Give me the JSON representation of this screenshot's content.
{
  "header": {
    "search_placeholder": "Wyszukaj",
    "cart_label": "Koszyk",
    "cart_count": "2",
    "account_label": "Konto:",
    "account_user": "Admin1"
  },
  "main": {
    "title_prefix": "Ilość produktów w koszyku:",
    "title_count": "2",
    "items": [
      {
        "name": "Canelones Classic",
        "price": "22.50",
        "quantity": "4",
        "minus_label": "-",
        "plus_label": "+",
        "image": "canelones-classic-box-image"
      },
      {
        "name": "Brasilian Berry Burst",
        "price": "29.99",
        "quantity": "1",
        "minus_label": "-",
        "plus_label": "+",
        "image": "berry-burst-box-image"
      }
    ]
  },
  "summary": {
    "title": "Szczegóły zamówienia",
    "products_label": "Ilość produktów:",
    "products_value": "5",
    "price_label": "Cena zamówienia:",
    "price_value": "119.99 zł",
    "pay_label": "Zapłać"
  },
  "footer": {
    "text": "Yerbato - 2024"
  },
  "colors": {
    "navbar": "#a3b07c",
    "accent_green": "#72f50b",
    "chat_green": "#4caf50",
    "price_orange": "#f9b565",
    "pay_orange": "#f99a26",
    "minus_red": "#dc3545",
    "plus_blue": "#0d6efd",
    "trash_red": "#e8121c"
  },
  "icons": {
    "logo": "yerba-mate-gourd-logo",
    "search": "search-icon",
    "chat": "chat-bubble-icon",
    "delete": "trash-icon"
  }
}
...
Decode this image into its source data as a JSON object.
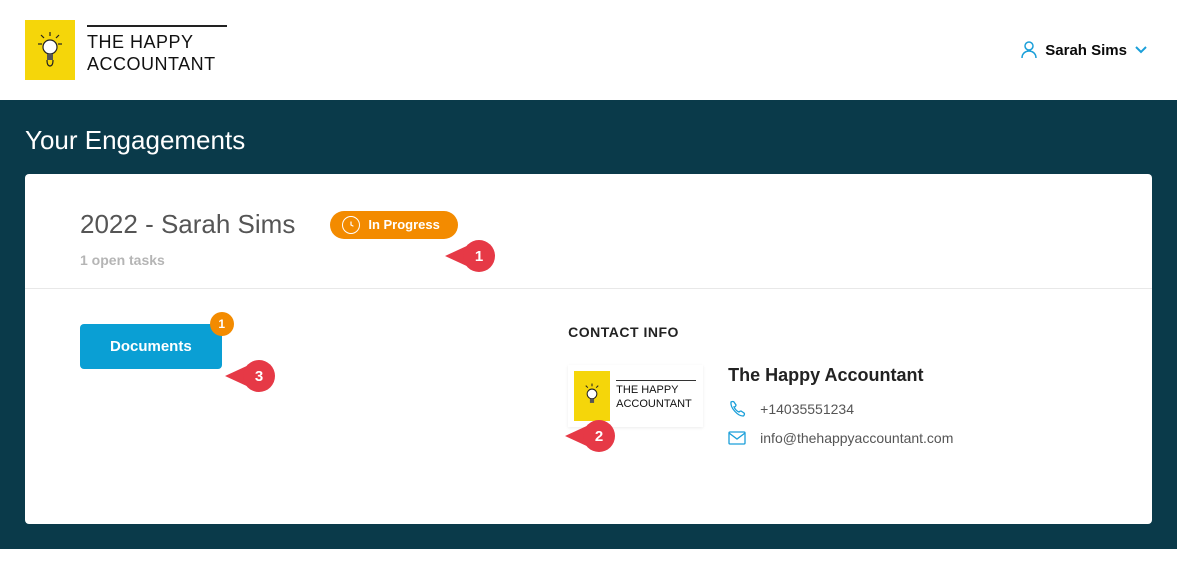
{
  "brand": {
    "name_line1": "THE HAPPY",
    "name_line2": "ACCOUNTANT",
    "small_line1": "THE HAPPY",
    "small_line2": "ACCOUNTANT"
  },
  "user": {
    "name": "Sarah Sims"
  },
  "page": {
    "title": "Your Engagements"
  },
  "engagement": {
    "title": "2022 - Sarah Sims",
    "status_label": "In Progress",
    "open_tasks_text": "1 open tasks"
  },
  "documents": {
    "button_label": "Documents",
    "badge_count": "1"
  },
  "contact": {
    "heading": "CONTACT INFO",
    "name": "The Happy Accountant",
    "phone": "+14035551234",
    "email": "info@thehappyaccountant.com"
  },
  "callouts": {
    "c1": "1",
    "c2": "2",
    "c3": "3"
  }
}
--
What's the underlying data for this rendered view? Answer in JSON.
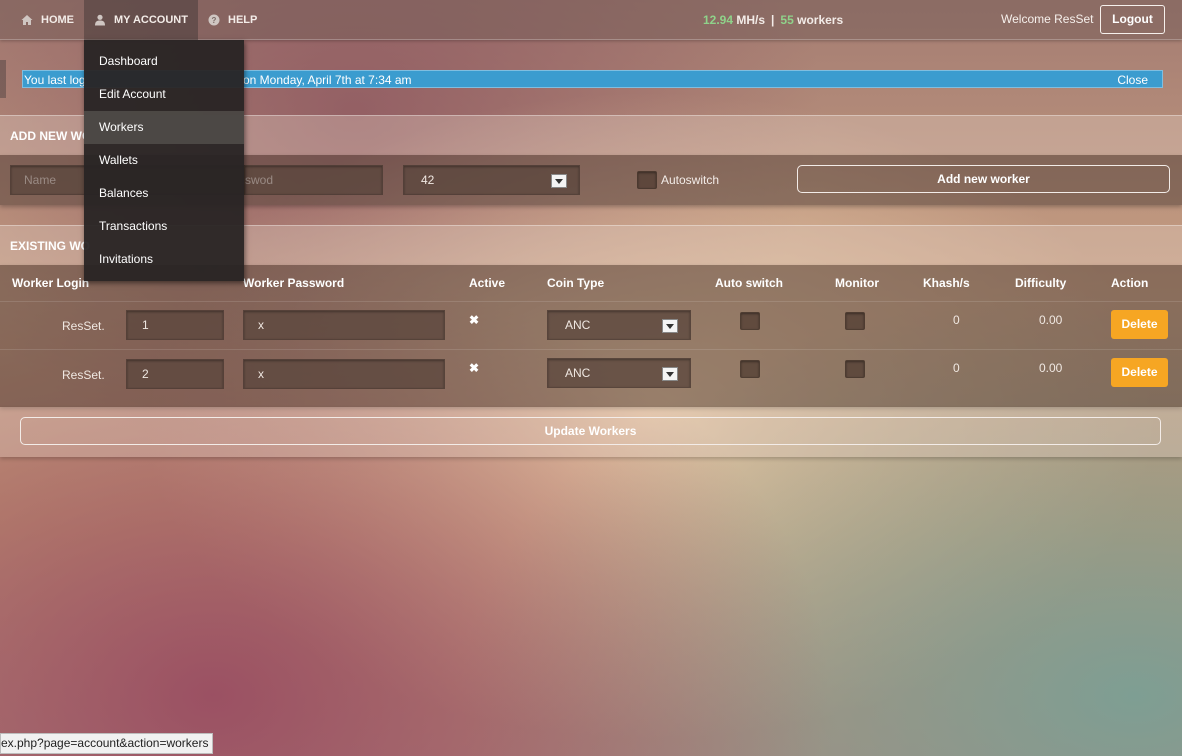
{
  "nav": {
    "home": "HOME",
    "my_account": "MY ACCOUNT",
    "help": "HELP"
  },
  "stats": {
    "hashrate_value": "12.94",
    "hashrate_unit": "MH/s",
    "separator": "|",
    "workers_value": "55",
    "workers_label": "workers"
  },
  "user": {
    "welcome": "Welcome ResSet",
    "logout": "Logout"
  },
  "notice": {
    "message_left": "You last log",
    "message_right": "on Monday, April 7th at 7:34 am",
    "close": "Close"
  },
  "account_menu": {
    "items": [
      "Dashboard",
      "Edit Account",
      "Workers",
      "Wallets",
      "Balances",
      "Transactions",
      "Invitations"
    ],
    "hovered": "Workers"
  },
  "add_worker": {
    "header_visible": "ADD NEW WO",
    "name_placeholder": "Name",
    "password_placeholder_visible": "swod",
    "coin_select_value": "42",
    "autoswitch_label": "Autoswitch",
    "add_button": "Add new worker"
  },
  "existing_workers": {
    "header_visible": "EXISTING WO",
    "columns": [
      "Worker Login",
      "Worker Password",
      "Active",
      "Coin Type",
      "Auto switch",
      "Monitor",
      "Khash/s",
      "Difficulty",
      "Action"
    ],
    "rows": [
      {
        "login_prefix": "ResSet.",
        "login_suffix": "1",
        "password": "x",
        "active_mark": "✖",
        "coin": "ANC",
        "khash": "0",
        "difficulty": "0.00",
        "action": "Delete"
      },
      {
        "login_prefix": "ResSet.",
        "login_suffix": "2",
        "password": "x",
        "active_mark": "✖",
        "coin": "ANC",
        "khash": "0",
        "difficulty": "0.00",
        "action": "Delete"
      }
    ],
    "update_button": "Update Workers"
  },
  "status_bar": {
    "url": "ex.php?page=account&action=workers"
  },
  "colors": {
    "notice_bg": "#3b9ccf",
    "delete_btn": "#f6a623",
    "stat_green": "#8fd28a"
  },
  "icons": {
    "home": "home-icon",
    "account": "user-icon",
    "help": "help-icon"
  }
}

## WRITTEN INSTRUCTION
Check every line in the material above for the string "data", then give only the number of lines that have it.

## TASK OUTPUT
2